-- Raw data --
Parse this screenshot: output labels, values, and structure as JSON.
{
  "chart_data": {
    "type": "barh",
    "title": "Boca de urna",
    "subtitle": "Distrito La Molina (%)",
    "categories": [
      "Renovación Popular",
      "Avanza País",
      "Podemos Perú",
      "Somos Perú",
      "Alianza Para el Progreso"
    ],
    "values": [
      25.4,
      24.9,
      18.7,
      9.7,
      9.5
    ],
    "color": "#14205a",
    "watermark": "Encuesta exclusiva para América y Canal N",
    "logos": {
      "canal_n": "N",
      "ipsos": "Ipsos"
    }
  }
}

-- Short problem --
Write the material out again in its entirety, exactly as shown.

-- Task output --
Parse this screenshot: output labels, values, and structure as JSON.
{
  "chart_data": {
    "type": "barh",
    "title": "Boca de urna",
    "subtitle": "Distrito La Molina (%)",
    "categories": [
      "Renovación Popular",
      "Avanza País",
      "Podemos Perú",
      "Somos Perú",
      "Alianza Para el Progreso"
    ],
    "values": [
      25.4,
      24.9,
      18.7,
      9.7,
      9.5
    ],
    "color": "#14205a",
    "watermark": "Encuesta exclusiva para América y Canal N",
    "logos": {
      "canal_n": "N",
      "ipsos": "Ipsos"
    }
  }
}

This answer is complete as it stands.